Requirement:
Repeat, line for line, the entries printed below.

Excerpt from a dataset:
Start

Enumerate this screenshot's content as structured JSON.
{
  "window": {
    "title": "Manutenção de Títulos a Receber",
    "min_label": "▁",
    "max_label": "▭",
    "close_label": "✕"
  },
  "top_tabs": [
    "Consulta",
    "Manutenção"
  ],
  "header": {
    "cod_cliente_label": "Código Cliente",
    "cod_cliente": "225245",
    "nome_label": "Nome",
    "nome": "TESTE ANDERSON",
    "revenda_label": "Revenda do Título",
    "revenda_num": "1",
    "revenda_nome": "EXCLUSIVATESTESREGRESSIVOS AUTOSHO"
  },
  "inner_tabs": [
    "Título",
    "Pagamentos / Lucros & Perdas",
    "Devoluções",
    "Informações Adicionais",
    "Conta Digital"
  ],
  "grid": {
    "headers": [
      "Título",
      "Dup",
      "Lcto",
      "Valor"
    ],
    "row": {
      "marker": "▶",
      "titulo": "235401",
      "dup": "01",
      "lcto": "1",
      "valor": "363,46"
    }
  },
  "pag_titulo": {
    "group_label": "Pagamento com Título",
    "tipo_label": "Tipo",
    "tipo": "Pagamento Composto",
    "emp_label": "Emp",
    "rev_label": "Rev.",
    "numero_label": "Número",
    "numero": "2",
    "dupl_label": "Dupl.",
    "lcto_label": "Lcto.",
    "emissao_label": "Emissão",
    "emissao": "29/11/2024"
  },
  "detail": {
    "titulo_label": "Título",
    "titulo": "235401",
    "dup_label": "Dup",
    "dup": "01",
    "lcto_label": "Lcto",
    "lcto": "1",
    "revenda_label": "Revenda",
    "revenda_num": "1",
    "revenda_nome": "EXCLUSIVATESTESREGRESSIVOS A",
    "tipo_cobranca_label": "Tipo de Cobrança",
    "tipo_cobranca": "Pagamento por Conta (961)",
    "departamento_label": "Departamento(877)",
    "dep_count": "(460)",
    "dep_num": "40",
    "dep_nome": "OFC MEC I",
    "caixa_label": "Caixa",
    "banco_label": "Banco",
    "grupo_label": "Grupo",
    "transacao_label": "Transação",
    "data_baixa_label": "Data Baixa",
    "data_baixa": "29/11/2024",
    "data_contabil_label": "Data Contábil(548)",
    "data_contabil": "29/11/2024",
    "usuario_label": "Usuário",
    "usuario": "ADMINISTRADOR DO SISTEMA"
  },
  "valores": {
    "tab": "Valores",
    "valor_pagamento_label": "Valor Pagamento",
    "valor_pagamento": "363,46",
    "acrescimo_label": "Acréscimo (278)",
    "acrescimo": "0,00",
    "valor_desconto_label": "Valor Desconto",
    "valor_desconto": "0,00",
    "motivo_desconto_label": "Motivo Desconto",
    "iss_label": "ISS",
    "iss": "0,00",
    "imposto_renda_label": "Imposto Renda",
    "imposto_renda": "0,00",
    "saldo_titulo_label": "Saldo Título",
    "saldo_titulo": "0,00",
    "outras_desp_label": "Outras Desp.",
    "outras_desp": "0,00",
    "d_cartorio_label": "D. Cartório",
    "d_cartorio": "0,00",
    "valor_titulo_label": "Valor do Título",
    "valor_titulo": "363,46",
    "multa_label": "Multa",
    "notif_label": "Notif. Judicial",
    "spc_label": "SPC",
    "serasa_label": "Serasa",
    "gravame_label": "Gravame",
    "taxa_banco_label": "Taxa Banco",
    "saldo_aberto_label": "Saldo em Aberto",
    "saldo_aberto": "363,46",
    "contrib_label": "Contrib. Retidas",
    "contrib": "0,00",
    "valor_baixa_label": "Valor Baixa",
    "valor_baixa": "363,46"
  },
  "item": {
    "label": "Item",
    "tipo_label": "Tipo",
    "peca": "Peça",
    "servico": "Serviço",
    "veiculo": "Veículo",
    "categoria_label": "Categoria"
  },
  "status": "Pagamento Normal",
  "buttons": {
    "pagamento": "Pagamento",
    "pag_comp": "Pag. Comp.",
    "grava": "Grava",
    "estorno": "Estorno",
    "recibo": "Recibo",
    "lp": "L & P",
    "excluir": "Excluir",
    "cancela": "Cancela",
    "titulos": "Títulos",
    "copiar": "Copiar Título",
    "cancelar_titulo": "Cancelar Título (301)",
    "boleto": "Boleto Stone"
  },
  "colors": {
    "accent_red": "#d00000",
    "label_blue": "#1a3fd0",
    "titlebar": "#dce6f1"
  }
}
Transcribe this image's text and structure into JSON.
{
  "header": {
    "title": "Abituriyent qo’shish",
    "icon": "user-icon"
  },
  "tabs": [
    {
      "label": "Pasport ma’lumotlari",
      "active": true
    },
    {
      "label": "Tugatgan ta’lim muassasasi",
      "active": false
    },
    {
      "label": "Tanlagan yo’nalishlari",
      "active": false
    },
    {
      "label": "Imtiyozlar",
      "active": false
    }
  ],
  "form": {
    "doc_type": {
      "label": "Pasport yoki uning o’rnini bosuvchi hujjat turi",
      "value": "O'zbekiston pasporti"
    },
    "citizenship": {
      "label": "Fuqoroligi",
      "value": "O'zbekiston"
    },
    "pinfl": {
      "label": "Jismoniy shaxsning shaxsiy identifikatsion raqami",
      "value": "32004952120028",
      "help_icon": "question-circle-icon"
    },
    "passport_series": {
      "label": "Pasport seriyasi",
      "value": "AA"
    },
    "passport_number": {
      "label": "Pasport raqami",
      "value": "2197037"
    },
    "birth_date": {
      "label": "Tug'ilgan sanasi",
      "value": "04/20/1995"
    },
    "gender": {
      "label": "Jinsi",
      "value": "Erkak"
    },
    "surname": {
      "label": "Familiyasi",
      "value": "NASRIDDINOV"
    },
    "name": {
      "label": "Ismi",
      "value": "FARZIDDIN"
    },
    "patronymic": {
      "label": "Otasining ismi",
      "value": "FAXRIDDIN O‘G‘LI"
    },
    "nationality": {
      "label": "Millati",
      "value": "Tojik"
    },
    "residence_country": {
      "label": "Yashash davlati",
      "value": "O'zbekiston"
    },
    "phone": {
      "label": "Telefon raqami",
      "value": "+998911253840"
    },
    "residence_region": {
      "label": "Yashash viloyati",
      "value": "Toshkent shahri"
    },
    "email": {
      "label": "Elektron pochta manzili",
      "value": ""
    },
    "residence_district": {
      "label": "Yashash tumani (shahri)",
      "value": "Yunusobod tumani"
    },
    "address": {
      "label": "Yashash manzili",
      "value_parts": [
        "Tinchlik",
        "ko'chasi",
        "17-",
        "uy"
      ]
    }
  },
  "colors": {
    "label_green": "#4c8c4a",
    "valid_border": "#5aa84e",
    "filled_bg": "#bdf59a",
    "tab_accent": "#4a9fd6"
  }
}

End

Answer to this problem:
Enumerate this screenshot's content as structured JSON.
{
  "window": {
    "title": "Manutenção de Títulos a Receber",
    "min_label": "▁",
    "max_label": "▭",
    "close_label": "✕"
  },
  "top_tabs": [
    "Consulta",
    "Manutenção"
  ],
  "header": {
    "cod_cliente_label": "Código Cliente",
    "cod_cliente": "225245",
    "nome_label": "Nome",
    "nome": "TESTE ANDERSON",
    "revenda_label": "Revenda do Título",
    "revenda_num": "1",
    "revenda_nome": "EXCLUSIVATESTESREGRESSIVOS AUTOSHO"
  },
  "inner_tabs": [
    "Título",
    "Pagamentos / Lucros & Perdas",
    "Devoluções",
    "Informações Adicionais",
    "Conta Digital"
  ],
  "grid": {
    "headers": [
      "Título",
      "Dup",
      "Lcto",
      "Valor"
    ],
    "row": {
      "marker": "▶",
      "titulo": "235401",
      "dup": "01",
      "lcto": "1",
      "valor": "363,46"
    }
  },
  "pag_titulo": {
    "group_label": "Pagamento com Título",
    "tipo_label": "Tipo",
    "tipo": "Pagamento Composto",
    "emp_label": "Emp",
    "rev_label": "Rev.",
    "numero_label": "Número",
    "numero": "2",
    "dupl_label": "Dupl.",
    "lcto_label": "Lcto.",
    "emissao_label": "Emissão",
    "emissao": "29/11/2024"
  },
  "detail": {
    "titulo_label": "Título",
    "titulo": "235401",
    "dup_label": "Dup",
    "dup": "01",
    "lcto_label": "Lcto",
    "lcto": "1",
    "revenda_label": "Revenda",
    "revenda_num": "1",
    "revenda_nome": "EXCLUSIVATESTESREGRESSIVOS A",
    "tipo_cobranca_label": "Tipo de Cobrança",
    "tipo_cobranca": "Pagamento por Conta (961)",
    "departamento_label": "Departamento(877)",
    "dep_count": "(460)",
    "dep_num": "40",
    "dep_nome": "OFC MEC I",
    "caixa_label": "Caixa",
    "banco_label": "Banco",
    "grupo_label": "Grupo",
    "transacao_label": "Transação",
    "data_baixa_label": "Data Baixa",
    "data_baixa": "29/11/2024",
    "data_contabil_label": "Data Contábil(548)",
    "data_contabil": "29/11/2024",
    "usuario_label": "Usuário",
    "usuario": "ADMINISTRADOR DO SISTEMA"
  },
  "valores": {
    "tab": "Valores",
    "valor_pagamento_label": "Valor Pagamento",
    "valor_pagamento": "363,46",
    "acrescimo_label": "Acréscimo (278)",
    "acrescimo": "0,00",
    "valor_desconto_label": "Valor Desconto",
    "valor_desconto": "0,00",
    "motivo_desconto_label": "Motivo Desconto",
    "iss_label": "ISS",
    "iss": "0,00",
    "imposto_renda_label": "Imposto Renda",
    "imposto_renda": "0,00",
    "saldo_titulo_label": "Saldo Título",
    "saldo_titulo": "0,00",
    "outras_desp_label": "Outras Desp.",
    "outras_desp": "0,00",
    "d_cartorio_label": "D. Cartório",
    "d_cartorio": "0,00",
    "valor_titulo_label": "Valor do Título",
    "valor_titulo": "363,46",
    "multa_label": "Multa",
    "notif_label": "Notif. Judicial",
    "spc_label": "SPC",
    "serasa_label": "Serasa",
    "gravame_label": "Gravame",
    "taxa_banco_label": "Taxa Banco",
    "saldo_aberto_label": "Saldo em Aberto",
    "saldo_aberto": "363,46",
    "contrib_label": "Contrib. Retidas",
    "contrib": "0,00",
    "valor_baixa_label": "Valor Baixa",
    "valor_baixa": "363,46"
  },
  "item": {
    "label": "Item",
    "tipo_label": "Tipo",
    "peca": "Peça",
    "servico": "Serviço",
    "veiculo": "Veículo",
    "categoria_label": "Categoria"
  },
  "status": "Pagamento Normal",
  "buttons": {
    "pagamento": "Pagamento",
    "pag_comp": "Pag. Comp.",
    "grava": "Grava",
    "estorno": "Estorno",
    "recibo": "Recibo",
    "lp": "L & P",
    "excluir": "Excluir",
    "cancela": "Cancela",
    "titulos": "Títulos",
    "copiar": "Copiar Título",
    "cancelar_titulo": "Cancelar Título (301)",
    "boleto": "Boleto Stone"
  },
  "colors": {
    "accent_red": "#d00000",
    "label_blue": "#1a3fd0",
    "titlebar": "#dce6f1"
  }
}
Transcribe this image's text and structure into JSON.
{
  "header": {
    "title": "Abituriyent qo’shish",
    "icon": "user-icon"
  },
  "tabs": [
    {
      "label": "Pasport ma’lumotlari",
      "active": true
    },
    {
      "label": "Tugatgan ta’lim muassasasi",
      "active": false
    },
    {
      "label": "Tanlagan yo’nalishlari",
      "active": false
    },
    {
      "label": "Imtiyozlar",
      "active": false
    }
  ],
  "form": {
    "doc_type": {
      "label": "Pasport yoki uning o’rnini bosuvchi hujjat turi",
      "value": "O'zbekiston pasporti"
    },
    "citizenship": {
      "label": "Fuqoroligi",
      "value": "O'zbekiston"
    },
    "pinfl": {
      "label": "Jismoniy shaxsning shaxsiy identifikatsion raqami",
      "value": "32004952120028",
      "help_icon": "question-circle-icon"
    },
    "passport_series": {
      "label": "Pasport seriyasi",
      "value": "AA"
    },
    "passport_number": {
      "label": "Pasport raqami",
      "value": "2197037"
    },
    "birth_date": {
      "label": "Tug'ilgan sanasi",
      "value": "04/20/1995"
    },
    "gender": {
      "label": "Jinsi",
      "value": "Erkak"
    },
    "surname": {
      "label": "Familiyasi",
      "value": "NASRIDDINOV"
    },
    "name": {
      "label": "Ismi",
      "value": "FARZIDDIN"
    },
    "patronymic": {
      "label": "Otasining ismi",
      "value": "FAXRIDDIN O‘G‘LI"
    },
    "nationality": {
      "label": "Millati",
      "value": "Tojik"
    },
    "residence_country": {
      "label": "Yashash davlati",
      "value": "O'zbekiston"
    },
    "phone": {
      "label": "Telefon raqami",
      "value": "+998911253840"
    },
    "residence_region": {
      "label": "Yashash viloyati",
      "value": "Toshkent shahri"
    },
    "email": {
      "label": "Elektron pochta manzili",
      "value": ""
    },
    "residence_district": {
      "label": "Yashash tumani (shahri)",
      "value": "Yunusobod tumani"
    },
    "address": {
      "label": "Yashash manzili",
      "value_parts": [
        "Tinchlik",
        "ko'chasi",
        "17-",
        "uy"
      ]
    }
  },
  "colors": {
    "label_green": "#4c8c4a",
    "valid_border": "#5aa84e",
    "filled_bg": "#bdf59a",
    "tab_accent": "#4a9fd6"
  }
}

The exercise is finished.